Exercise: Scan the listing below and copy every line holding "interacted".

Provided records:
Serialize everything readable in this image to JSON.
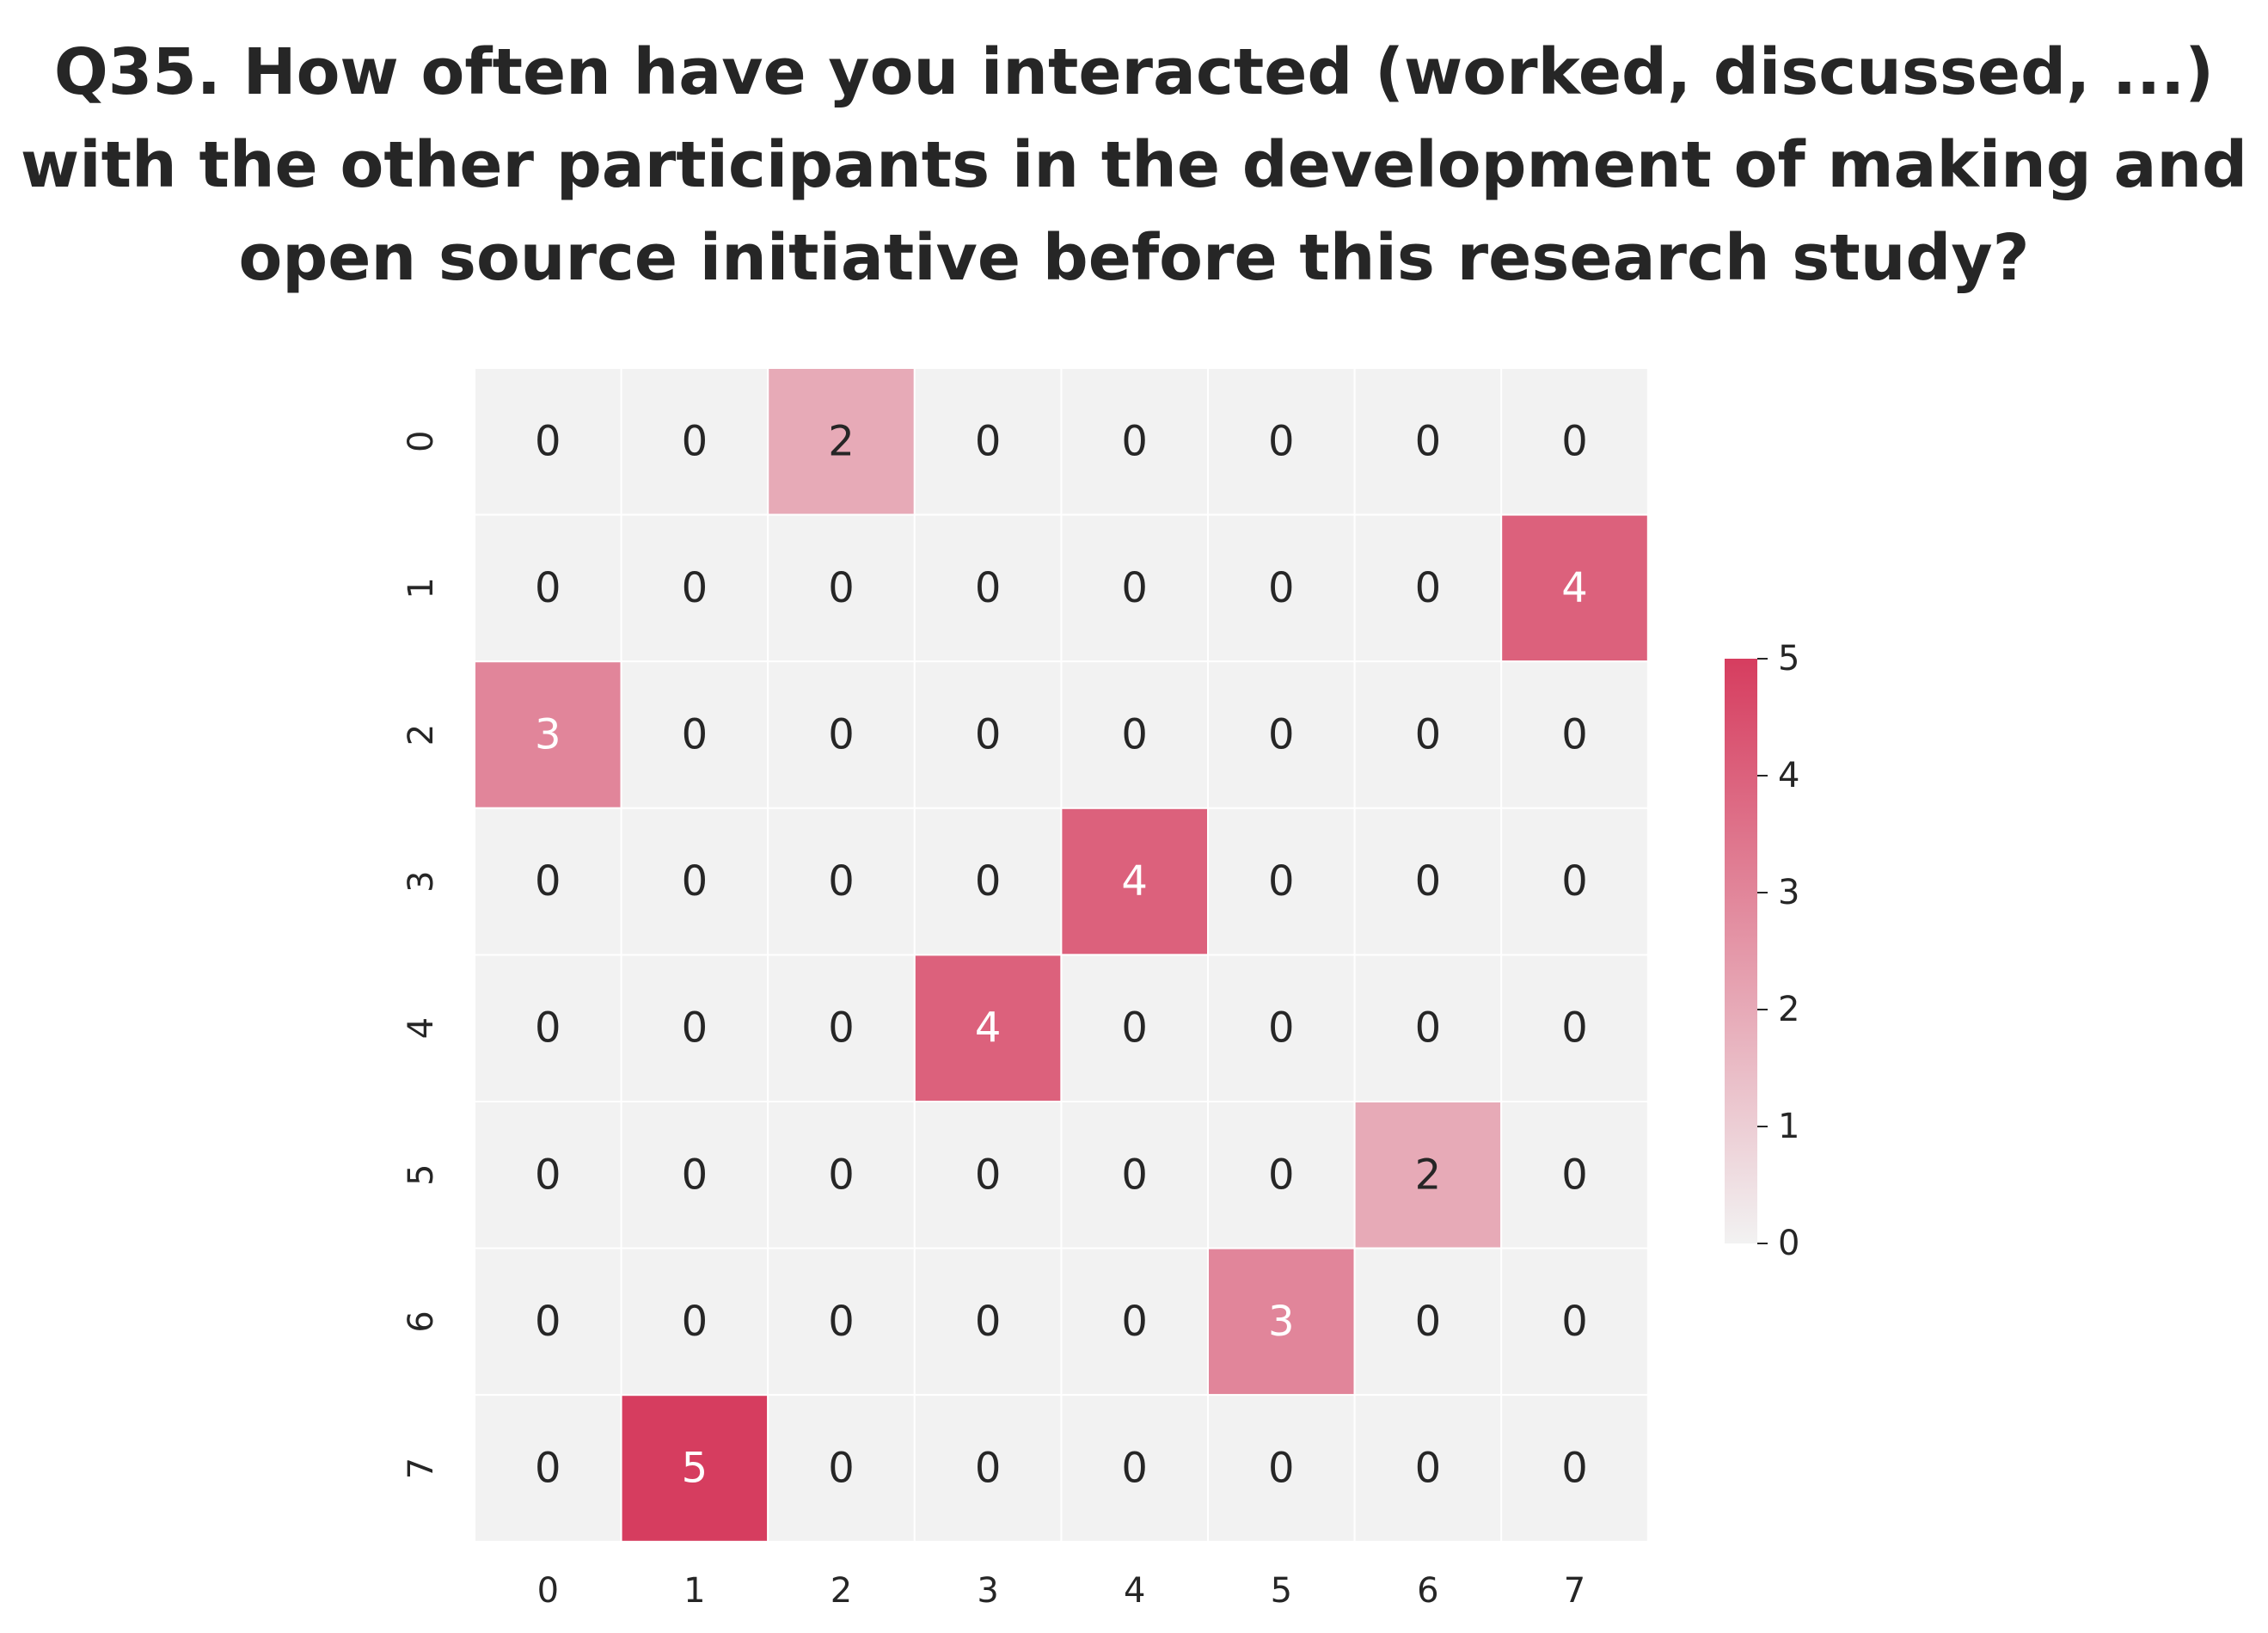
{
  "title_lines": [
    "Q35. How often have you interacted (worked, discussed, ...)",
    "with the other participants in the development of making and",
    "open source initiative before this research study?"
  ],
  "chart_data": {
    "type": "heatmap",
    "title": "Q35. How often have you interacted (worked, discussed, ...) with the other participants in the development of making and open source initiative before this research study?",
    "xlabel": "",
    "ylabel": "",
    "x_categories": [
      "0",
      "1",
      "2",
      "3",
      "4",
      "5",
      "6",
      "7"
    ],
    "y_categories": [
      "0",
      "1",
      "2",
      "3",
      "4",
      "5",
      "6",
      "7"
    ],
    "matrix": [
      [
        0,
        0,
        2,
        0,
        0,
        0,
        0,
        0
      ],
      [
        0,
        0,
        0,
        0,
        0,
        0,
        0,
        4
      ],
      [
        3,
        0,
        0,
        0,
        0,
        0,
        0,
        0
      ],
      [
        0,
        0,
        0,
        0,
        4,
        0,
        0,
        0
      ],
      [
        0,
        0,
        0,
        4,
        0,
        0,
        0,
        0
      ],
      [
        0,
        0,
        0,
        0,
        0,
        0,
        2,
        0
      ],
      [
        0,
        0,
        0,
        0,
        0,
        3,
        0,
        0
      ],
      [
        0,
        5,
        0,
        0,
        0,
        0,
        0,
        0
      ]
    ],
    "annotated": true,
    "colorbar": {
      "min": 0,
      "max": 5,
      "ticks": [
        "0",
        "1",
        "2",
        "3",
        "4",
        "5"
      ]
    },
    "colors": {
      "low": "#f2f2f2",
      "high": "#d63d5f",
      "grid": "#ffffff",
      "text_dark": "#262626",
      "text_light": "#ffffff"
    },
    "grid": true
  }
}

Task answer:
    "Q35. How often have you interacted (worked, discussed, ...)",
    "title": "Q35. How often have you interacted (worked, discussed, ...) with the other participants in the development of making and open source initiative before this research study?",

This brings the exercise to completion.